The records:
--
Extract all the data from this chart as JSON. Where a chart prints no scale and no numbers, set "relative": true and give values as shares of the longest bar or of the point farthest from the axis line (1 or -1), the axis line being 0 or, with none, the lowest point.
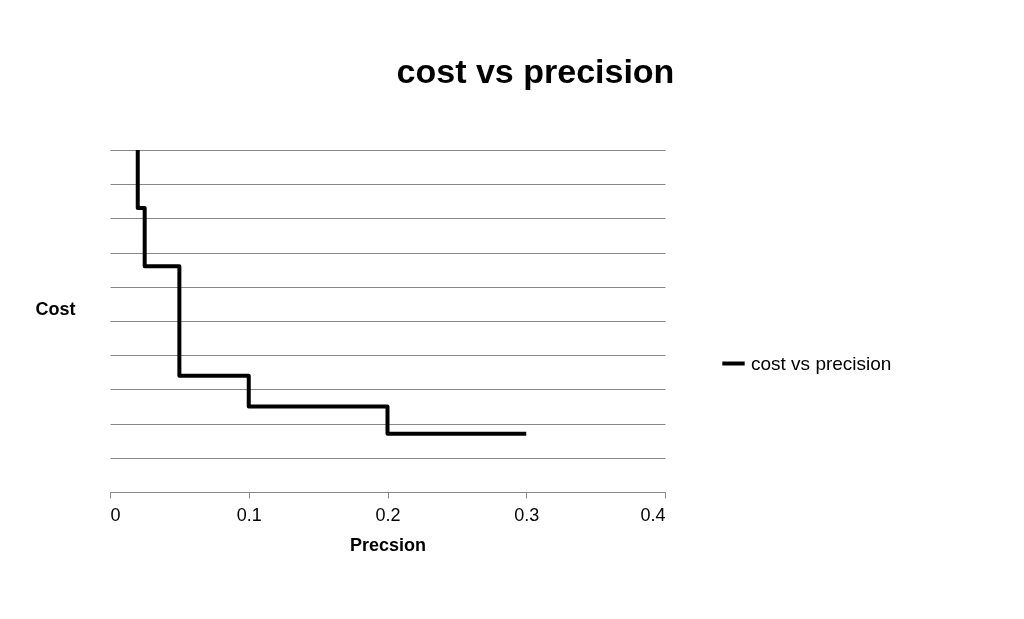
{
  "chart_data": {
    "type": "step",
    "title": "cost vs precision",
    "xlabel": "Precsion",
    "ylabel": "Cost",
    "relative": true,
    "xlim": [
      0,
      0.4
    ],
    "xticks": [
      0,
      0.1,
      0.2,
      0.3,
      0.4
    ],
    "grid": "y",
    "legend": "right",
    "line_style": "solid",
    "x": [
      0.02,
      0.025,
      0.05,
      0.1,
      0.2,
      0.3
    ],
    "series": [
      {
        "name": "cost vs precision",
        "color": "#000000",
        "values": [
          1,
          0.83,
          0.66,
          0.34,
          0.25,
          0.17
        ]
      }
    ]
  }
}
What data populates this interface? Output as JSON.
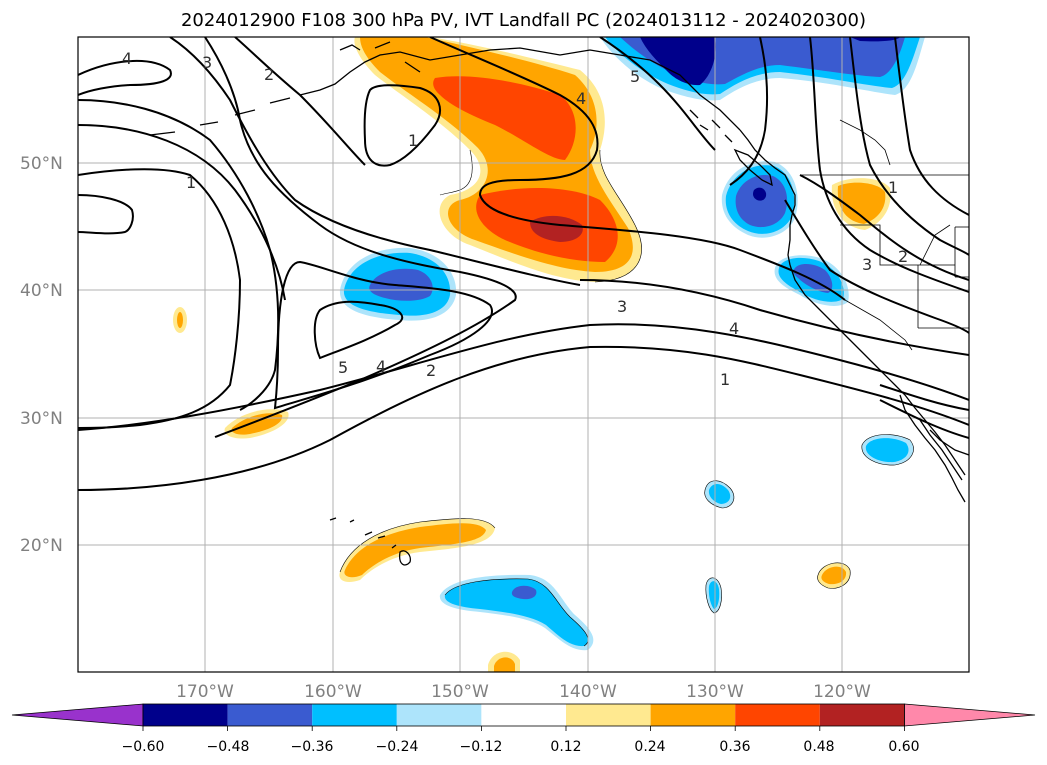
{
  "title": "2024012900 F108 300 hPa PV, IVT Landfall PC (2024013112 - 2024020300)",
  "map": {
    "lat_labels": [
      "50°N",
      "40°N",
      "30°N",
      "20°N"
    ],
    "lon_labels": [
      "170°W",
      "160°W",
      "150°W",
      "140°W",
      "130°W",
      "120°W"
    ],
    "contour_labels": [
      "4",
      "3",
      "2",
      "1",
      "1",
      "5",
      "4",
      "2",
      "3",
      "4",
      "1",
      "5",
      "4",
      "3",
      "2",
      "1"
    ]
  },
  "colorbar": {
    "ticks": [
      "−0.60",
      "−0.48",
      "−0.36",
      "−0.24",
      "−0.12",
      "0.12",
      "0.24",
      "0.36",
      "0.48",
      "0.60"
    ],
    "colors": [
      "#9932cc",
      "#00008b",
      "#3a5bd0",
      "#00bfff",
      "#ade4fb",
      "#ffffff",
      "#ffe990",
      "#ffa500",
      "#ff4500",
      "#b22222",
      "#ff88aa"
    ]
  }
}
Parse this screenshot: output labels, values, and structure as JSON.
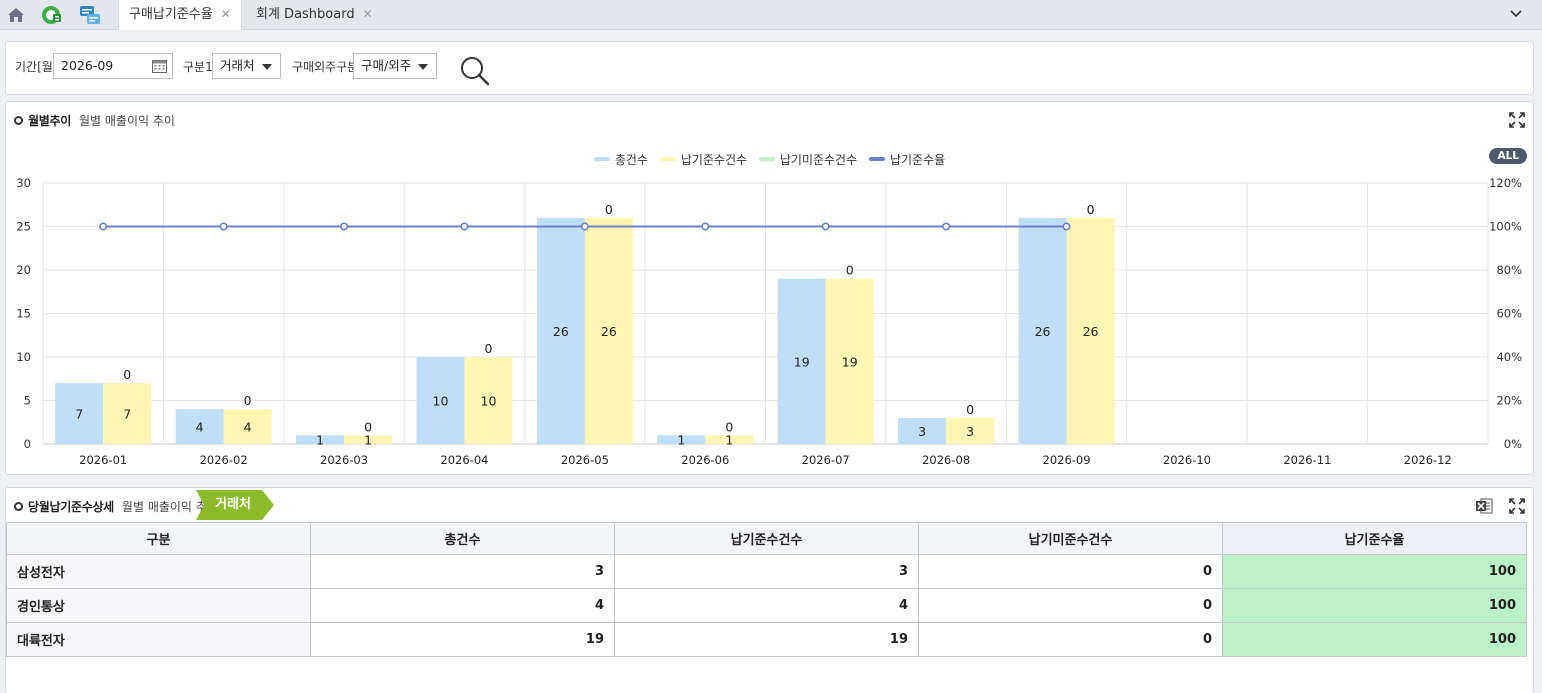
{
  "topbar": {
    "tabs": [
      {
        "label": "구매납기준수율",
        "close": "✕"
      },
      {
        "label": "회계 Dashboard",
        "close": "✕"
      }
    ]
  },
  "filters": {
    "period_label": "기간[월]",
    "period_value": "2026-09",
    "group1_label": "구분1",
    "group1_value": "거래처",
    "type_label": "구매외주구분",
    "type_value": "구매/외주"
  },
  "chart_panel": {
    "title": "월별추이",
    "subtitle": "월별 매출이익 추이",
    "all_label": "ALL"
  },
  "colors": {
    "total": "#bfdff9",
    "ontime": "#fff6b3",
    "late": "#c8f0c8",
    "rate": "#6b80c7",
    "chip": "#8dbb2c"
  },
  "chart_data": {
    "type": "bar",
    "categories": [
      "2026-01",
      "2026-02",
      "2026-03",
      "2026-04",
      "2026-05",
      "2026-06",
      "2026-07",
      "2026-08",
      "2026-09",
      "2026-10",
      "2026-11",
      "2026-12"
    ],
    "series": [
      {
        "name": "총건수",
        "values": [
          7,
          4,
          1,
          10,
          26,
          1,
          19,
          3,
          26,
          null,
          null,
          null
        ]
      },
      {
        "name": "납기준수건수",
        "values": [
          7,
          4,
          1,
          10,
          26,
          1,
          19,
          3,
          26,
          null,
          null,
          null
        ]
      },
      {
        "name": "납기미준수건수",
        "values": [
          0,
          0,
          0,
          0,
          0,
          0,
          0,
          0,
          0,
          null,
          null,
          null
        ]
      },
      {
        "name": "납기준수율",
        "values": [
          100,
          100,
          100,
          100,
          100,
          100,
          100,
          100,
          100,
          null,
          null,
          null
        ]
      }
    ],
    "ylim": [
      0,
      30
    ],
    "yticks": [
      "0",
      "5",
      "10",
      "15",
      "20",
      "25",
      "30"
    ],
    "y2lim": [
      0,
      120
    ],
    "y2ticks": [
      "0%",
      "20%",
      "40%",
      "60%",
      "80%",
      "100%",
      "120%"
    ],
    "grid": true,
    "legend": "top-center"
  },
  "table_panel": {
    "title": "당월납기준수상세",
    "subtitle": "월별 매출이익 추이",
    "chip_label": "거래처",
    "headers": [
      "구분",
      "총건수",
      "납기준수건수",
      "납기미준수건수",
      "납기준수율"
    ],
    "rows": [
      {
        "name": "삼성전자",
        "total": "3",
        "ontime": "3",
        "late": "0",
        "rate": "100"
      },
      {
        "name": "경인통상",
        "total": "4",
        "ontime": "4",
        "late": "0",
        "rate": "100"
      },
      {
        "name": "대륙전자",
        "total": "19",
        "ontime": "19",
        "late": "0",
        "rate": "100"
      }
    ]
  }
}
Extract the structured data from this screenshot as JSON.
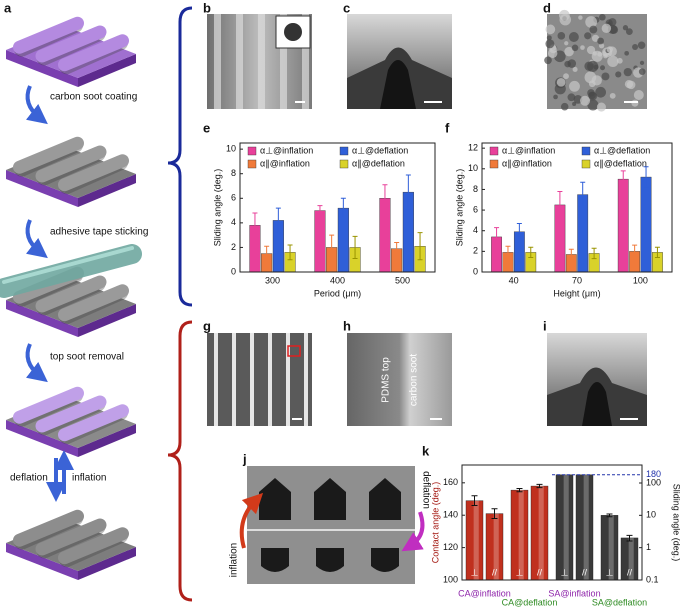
{
  "panel_labels": [
    "a",
    "b",
    "c",
    "d",
    "g",
    "h",
    "i",
    "j"
  ],
  "process_steps": [
    "carbon soot coating",
    "adhesive tape sticking",
    "top soot removal"
  ],
  "actuation": {
    "left": "deflation",
    "right": "inflation"
  },
  "panel_h": {
    "left": "PDMS top",
    "right": "carbon soot"
  },
  "panel_j": {
    "left": "inflation",
    "right": "deflation"
  },
  "chart_data": [
    {
      "type": "bar",
      "label": "e",
      "ylabel": "Sliding angle (deg.)",
      "xlabel": "Period (μm)",
      "categories": [
        "300",
        "400",
        "500"
      ],
      "ylim": [
        0,
        10.5
      ],
      "yticks": [
        0,
        2,
        4,
        6,
        8,
        10
      ],
      "series": [
        {
          "name": "α⊥@inflation",
          "color": "#e8409a",
          "values": [
            3.8,
            5.0,
            6.0
          ],
          "errors": [
            1.0,
            0.4,
            1.1
          ]
        },
        {
          "name": "α∥@inflation",
          "color": "#f07a3a",
          "values": [
            1.5,
            2.0,
            1.9
          ],
          "errors": [
            0.6,
            1.0,
            0.5
          ]
        },
        {
          "name": "α⊥@deflation",
          "color": "#2f5fd8",
          "values": [
            4.2,
            5.2,
            6.5
          ],
          "errors": [
            1.0,
            0.8,
            1.4
          ]
        },
        {
          "name": "α∥@deflation",
          "color": "#d9d22a",
          "values": [
            1.6,
            2.0,
            2.1
          ],
          "errors": [
            0.6,
            0.9,
            1.1
          ]
        }
      ]
    },
    {
      "type": "bar",
      "label": "f",
      "ylabel": "Sliding angle (deg.)",
      "xlabel": "Height (μm)",
      "categories": [
        "40",
        "70",
        "100"
      ],
      "ylim": [
        0,
        12.5
      ],
      "yticks": [
        0,
        2,
        4,
        6,
        8,
        10,
        12
      ],
      "series": [
        {
          "name": "α⊥@inflation",
          "color": "#e8409a",
          "values": [
            3.4,
            6.5,
            9.0
          ],
          "errors": [
            0.9,
            1.3,
            0.8
          ]
        },
        {
          "name": "α∥@inflation",
          "color": "#f07a3a",
          "values": [
            1.9,
            1.7,
            2.0
          ],
          "errors": [
            0.6,
            0.5,
            0.6
          ]
        },
        {
          "name": "α⊥@deflation",
          "color": "#2f5fd8",
          "values": [
            3.9,
            7.5,
            9.2
          ],
          "errors": [
            0.8,
            1.2,
            1.0
          ]
        },
        {
          "name": "α∥@deflation",
          "color": "#d9d22a",
          "values": [
            1.9,
            1.8,
            1.9
          ],
          "errors": [
            0.5,
            0.5,
            0.5
          ]
        }
      ]
    },
    {
      "type": "dualbar",
      "label": "k",
      "ylabel": "Contact angle (deg.)",
      "ylabel_color": "#a3160f",
      "y2label": "Sliding angle (deg.)",
      "ylim": [
        100,
        171
      ],
      "yticks": [
        100,
        120,
        140,
        160
      ],
      "y2scale": "log",
      "y2lim": [
        0.1,
        360
      ],
      "y2ticks": [
        0.1,
        1,
        10,
        100
      ],
      "reference": {
        "value": 180,
        "color": "#2233aa"
      },
      "groups": [
        {
          "name": "CA@inflation",
          "label_color": "#8e24aa",
          "axis": "y",
          "color": "#c0301e",
          "bars": [
            "⊥",
            "//"
          ],
          "values": [
            149,
            141
          ],
          "errors": [
            3,
            3
          ]
        },
        {
          "name": "CA@deflation",
          "label_color": "#2e8b22",
          "axis": "y",
          "color": "#c0301e",
          "bars": [
            "⊥",
            "//"
          ],
          "values": [
            155.5,
            158
          ],
          "errors": [
            1,
            1
          ]
        },
        {
          "name": "SA@inflation",
          "label_color": "#8e24aa",
          "axis": "y2",
          "color": "#3a3a3a",
          "bars": [
            "⊥",
            "//"
          ],
          "values": [
            180,
            180
          ],
          "errors": [
            0,
            0
          ]
        },
        {
          "name": "SA@deflation",
          "label_color": "#2e8b22",
          "axis": "y2",
          "color": "#3a3a3a",
          "bars": [
            "⊥",
            "//"
          ],
          "values": [
            10,
            2
          ],
          "errors": [
            1,
            0.4
          ]
        }
      ]
    }
  ]
}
--
Task to carry out: Using the material above, copy every line in which the string "carbon" occurs.

Result for this exercise:
    "carbon soot coating",
    "right": "carbon soot"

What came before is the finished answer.